> **The problem**: Collect every line that includes the string "coordinate".

> **Figure contents as structured data**:
________

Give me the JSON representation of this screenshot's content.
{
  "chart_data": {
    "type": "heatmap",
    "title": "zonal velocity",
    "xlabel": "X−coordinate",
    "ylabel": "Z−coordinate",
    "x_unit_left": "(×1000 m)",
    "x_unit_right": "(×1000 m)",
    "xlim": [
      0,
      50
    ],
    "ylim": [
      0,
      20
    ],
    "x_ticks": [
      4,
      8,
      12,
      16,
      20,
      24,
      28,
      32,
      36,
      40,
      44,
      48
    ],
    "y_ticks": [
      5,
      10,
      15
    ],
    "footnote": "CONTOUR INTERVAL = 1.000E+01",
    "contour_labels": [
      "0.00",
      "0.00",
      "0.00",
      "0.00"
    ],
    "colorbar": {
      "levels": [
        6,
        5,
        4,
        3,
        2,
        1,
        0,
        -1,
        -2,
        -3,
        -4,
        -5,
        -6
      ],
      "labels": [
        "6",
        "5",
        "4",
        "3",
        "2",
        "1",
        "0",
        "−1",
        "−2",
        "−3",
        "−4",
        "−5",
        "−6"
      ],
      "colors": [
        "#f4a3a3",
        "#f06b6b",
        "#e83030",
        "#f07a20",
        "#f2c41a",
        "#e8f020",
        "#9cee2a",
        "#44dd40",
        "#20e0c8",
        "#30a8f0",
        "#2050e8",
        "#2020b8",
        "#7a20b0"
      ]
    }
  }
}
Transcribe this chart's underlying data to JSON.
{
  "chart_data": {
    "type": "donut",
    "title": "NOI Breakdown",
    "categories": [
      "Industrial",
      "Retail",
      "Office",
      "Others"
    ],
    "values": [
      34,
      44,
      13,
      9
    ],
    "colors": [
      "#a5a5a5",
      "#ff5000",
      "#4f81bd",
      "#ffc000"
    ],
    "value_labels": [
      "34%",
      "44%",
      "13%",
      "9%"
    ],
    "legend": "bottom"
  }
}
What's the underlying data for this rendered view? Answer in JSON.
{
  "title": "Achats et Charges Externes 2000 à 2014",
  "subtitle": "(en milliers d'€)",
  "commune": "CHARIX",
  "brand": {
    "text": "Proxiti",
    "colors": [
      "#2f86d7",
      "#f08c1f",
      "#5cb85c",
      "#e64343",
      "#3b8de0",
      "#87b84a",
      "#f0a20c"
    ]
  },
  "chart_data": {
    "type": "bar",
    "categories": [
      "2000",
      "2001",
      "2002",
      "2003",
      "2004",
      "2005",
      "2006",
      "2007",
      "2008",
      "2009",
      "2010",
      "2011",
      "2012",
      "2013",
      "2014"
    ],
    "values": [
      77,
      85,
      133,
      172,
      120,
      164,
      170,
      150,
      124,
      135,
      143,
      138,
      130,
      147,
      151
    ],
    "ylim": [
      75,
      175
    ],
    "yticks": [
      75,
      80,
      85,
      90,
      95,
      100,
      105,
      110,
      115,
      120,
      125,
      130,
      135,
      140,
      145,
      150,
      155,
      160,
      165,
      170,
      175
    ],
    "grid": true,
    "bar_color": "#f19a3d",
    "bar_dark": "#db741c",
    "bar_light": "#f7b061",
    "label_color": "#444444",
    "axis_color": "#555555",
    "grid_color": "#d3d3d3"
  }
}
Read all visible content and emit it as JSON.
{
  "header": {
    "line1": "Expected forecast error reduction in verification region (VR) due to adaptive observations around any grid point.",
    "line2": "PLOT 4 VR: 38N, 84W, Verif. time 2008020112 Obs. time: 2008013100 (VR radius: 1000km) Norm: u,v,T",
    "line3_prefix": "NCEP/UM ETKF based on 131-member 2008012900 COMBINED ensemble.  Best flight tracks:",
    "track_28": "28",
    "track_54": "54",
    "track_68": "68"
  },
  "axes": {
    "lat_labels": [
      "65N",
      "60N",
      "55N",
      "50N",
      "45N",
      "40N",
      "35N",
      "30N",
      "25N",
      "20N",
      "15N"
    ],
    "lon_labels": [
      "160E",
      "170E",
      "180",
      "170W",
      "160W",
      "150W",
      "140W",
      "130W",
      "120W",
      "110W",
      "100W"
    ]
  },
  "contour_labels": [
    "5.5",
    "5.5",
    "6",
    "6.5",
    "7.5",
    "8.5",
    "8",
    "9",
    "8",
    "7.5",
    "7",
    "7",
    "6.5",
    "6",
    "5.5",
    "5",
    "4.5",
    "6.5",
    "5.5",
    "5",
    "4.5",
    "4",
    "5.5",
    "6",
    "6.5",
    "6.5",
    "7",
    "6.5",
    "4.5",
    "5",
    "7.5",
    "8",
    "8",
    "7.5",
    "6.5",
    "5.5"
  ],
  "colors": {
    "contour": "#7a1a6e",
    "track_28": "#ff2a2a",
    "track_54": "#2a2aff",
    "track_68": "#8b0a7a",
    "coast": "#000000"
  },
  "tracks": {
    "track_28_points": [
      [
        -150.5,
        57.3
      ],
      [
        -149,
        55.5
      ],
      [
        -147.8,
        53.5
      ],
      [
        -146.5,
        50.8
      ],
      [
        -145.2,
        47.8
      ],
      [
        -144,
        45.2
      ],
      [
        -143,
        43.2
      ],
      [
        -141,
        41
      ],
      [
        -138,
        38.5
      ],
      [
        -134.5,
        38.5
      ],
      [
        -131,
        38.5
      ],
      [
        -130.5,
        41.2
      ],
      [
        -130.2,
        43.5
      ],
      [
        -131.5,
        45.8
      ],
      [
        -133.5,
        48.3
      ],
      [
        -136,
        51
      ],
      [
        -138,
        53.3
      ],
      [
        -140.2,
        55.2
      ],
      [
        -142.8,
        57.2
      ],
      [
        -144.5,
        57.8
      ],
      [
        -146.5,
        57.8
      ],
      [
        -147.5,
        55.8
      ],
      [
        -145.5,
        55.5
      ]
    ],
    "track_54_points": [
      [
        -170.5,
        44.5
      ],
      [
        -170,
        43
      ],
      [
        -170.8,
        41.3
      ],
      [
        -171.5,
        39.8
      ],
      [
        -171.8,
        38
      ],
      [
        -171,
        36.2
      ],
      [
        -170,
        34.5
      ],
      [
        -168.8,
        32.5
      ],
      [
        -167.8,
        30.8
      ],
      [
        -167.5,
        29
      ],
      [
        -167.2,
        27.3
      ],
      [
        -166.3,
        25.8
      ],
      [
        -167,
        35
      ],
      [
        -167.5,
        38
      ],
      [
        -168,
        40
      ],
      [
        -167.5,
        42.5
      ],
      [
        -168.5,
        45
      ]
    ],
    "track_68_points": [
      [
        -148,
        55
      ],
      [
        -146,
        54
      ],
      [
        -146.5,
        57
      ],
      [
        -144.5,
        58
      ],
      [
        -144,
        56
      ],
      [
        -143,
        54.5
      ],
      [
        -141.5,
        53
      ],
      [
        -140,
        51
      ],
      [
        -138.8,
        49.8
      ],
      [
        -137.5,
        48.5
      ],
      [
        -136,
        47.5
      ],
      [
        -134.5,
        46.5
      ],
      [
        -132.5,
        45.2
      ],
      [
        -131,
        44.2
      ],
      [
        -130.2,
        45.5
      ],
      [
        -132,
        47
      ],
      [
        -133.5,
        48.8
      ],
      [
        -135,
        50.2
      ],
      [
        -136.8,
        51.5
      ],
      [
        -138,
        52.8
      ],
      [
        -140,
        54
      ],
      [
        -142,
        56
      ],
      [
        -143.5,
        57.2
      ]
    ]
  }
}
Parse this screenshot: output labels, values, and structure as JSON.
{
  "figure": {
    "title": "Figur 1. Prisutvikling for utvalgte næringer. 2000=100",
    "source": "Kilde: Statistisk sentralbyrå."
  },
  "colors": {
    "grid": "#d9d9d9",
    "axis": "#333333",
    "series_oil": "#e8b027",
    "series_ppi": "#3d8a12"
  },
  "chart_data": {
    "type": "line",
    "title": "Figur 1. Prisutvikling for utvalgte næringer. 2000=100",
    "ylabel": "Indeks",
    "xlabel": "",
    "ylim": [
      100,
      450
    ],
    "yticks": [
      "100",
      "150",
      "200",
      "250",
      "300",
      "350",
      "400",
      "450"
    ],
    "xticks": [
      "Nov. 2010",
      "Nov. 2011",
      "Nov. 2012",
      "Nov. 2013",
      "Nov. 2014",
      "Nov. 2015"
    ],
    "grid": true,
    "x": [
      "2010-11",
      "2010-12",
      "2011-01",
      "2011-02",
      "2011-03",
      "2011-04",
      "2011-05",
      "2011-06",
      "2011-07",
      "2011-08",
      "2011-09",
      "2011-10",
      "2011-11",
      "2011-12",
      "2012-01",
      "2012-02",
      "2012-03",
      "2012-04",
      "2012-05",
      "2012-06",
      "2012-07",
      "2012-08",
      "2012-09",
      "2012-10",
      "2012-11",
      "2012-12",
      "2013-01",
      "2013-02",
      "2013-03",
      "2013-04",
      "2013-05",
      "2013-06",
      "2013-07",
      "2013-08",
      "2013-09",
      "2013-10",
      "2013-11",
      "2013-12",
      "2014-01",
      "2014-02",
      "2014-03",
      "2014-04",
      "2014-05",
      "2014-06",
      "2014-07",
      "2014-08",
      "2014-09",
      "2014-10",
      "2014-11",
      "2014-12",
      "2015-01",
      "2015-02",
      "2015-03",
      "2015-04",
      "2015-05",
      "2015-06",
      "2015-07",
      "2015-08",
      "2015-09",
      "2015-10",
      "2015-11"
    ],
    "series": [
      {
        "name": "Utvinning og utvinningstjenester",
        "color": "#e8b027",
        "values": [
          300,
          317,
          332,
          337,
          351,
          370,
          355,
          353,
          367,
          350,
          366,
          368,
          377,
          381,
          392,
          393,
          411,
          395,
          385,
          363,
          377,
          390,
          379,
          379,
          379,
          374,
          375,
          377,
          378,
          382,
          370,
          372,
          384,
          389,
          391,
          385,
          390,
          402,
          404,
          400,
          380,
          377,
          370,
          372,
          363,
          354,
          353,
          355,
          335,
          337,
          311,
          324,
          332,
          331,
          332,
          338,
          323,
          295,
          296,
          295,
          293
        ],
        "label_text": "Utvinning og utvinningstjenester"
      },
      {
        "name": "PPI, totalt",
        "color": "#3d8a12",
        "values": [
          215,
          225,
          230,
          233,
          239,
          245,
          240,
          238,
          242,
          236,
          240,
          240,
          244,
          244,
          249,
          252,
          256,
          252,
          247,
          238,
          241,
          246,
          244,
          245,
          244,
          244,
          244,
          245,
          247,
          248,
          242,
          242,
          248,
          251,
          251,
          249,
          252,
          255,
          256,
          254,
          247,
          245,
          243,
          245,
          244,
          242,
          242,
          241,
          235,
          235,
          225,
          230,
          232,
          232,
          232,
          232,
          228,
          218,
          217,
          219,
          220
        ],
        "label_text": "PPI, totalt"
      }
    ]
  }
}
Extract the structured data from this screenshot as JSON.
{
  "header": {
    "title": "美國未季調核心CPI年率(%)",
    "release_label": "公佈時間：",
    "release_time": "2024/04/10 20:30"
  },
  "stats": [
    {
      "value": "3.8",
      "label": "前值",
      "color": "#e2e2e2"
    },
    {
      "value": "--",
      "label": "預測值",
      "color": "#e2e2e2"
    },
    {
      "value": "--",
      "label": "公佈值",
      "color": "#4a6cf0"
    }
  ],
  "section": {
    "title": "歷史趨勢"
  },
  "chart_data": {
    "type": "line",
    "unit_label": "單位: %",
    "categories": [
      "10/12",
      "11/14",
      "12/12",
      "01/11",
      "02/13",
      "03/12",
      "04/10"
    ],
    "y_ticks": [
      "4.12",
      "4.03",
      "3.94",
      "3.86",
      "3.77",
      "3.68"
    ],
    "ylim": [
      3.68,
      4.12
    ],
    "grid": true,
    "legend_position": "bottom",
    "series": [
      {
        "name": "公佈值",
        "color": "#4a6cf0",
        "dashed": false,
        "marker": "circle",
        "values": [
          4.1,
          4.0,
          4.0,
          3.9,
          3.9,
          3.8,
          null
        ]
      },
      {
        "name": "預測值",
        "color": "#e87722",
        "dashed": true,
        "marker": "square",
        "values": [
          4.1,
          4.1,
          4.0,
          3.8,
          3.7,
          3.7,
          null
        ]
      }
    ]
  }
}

________

> **Response**:
    "xlabel": "X−coordinate",
    "ylabel": "Z−coordinate",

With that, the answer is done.